- **STATED GOAL**
Below are some records: retype them all exactly, but not the pictures.
┌─ INPUT FOR THIS TASK
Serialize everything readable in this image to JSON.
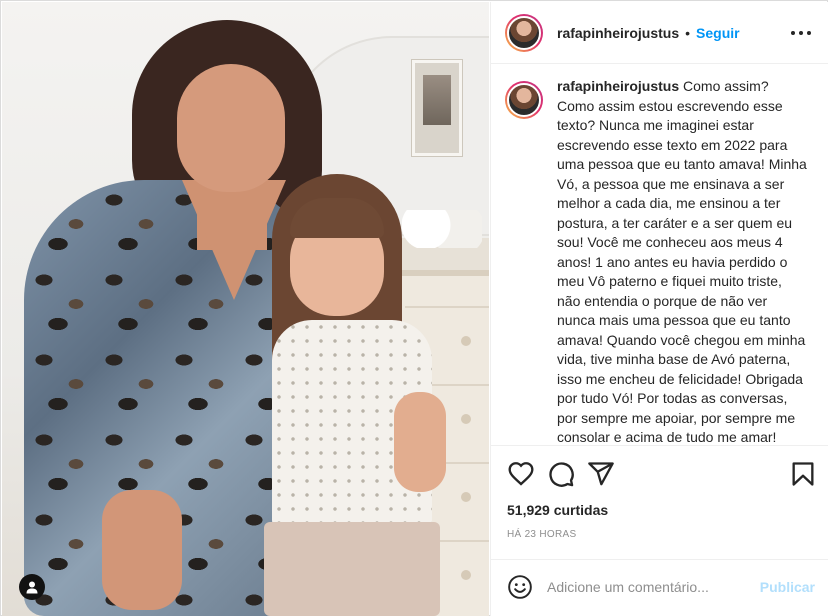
{
  "post": {
    "username": "rafapinheirojustus",
    "separator": "•",
    "follow_label": "Seguir",
    "caption_user": "rafapinheirojustus",
    "caption_text": "Como assim? Como assim estou escrevendo esse texto? Nunca me imaginei estar escrevendo esse texto em 2022 para uma pessoa que eu tanto amava! Minha Vó, a pessoa que me ensinava a ser melhor a cada dia, me ensinou a ter postura, a ter caráter e a ser quem eu sou! Você me conheceu aos meus 4 anos! 1 ano antes eu havia perdido o meu Vô paterno e fiquei muito triste, não entendia o porque de não ver nunca mais uma pessoa que eu tanto amava! Quando você chegou em minha vida, tive minha base de Avó paterna, isso me encheu de felicidade! Obrigada por tudo Vó! Por todas as conversas, por sempre me apoiar, por sempre me consolar e acima de tudo me amar! Você foi a Vó",
    "likes": "51,929 curtidas",
    "time": "HÁ 23 HORAS"
  },
  "comment": {
    "placeholder": "Adicione um comentário...",
    "publish_label": "Publicar"
  },
  "icons": {
    "more": "more-options-icon",
    "like": "heart-icon",
    "comment": "comment-icon",
    "share": "share-icon",
    "save": "bookmark-icon",
    "emoji": "emoji-icon",
    "user_tag": "user-tag-icon"
  },
  "colors": {
    "accent": "#0095f6",
    "publish_disabled": "#b2dffc",
    "text": "#262626",
    "muted": "#8e8e8e",
    "border": "#efefef"
  }
}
└─
- **WRITTEN ANSWER**
Serialize everything readable in this image to JSON.
{
  "post": {
    "username": "rafapinheirojustus",
    "separator": "•",
    "follow_label": "Seguir",
    "caption_user": "rafapinheirojustus",
    "caption_text": "Como assim? Como assim estou escrevendo esse texto? Nunca me imaginei estar escrevendo esse texto em 2022 para uma pessoa que eu tanto amava! Minha Vó, a pessoa que me ensinava a ser melhor a cada dia, me ensinou a ter postura, a ter caráter e a ser quem eu sou! Você me conheceu aos meus 4 anos! 1 ano antes eu havia perdido o meu Vô paterno e fiquei muito triste, não entendia o porque de não ver nunca mais uma pessoa que eu tanto amava! Quando você chegou em minha vida, tive minha base de Avó paterna, isso me encheu de felicidade! Obrigada por tudo Vó! Por todas as conversas, por sempre me apoiar, por sempre me consolar e acima de tudo me amar! Você foi a Vó",
    "likes": "51,929 curtidas",
    "time": "HÁ 23 HORAS"
  },
  "comment": {
    "placeholder": "Adicione um comentário...",
    "publish_label": "Publicar"
  },
  "icons": {
    "more": "more-options-icon",
    "like": "heart-icon",
    "comment": "comment-icon",
    "share": "share-icon",
    "save": "bookmark-icon",
    "emoji": "emoji-icon",
    "user_tag": "user-tag-icon"
  },
  "colors": {
    "accent": "#0095f6",
    "publish_disabled": "#b2dffc",
    "text": "#262626",
    "muted": "#8e8e8e",
    "border": "#efefef"
  }
}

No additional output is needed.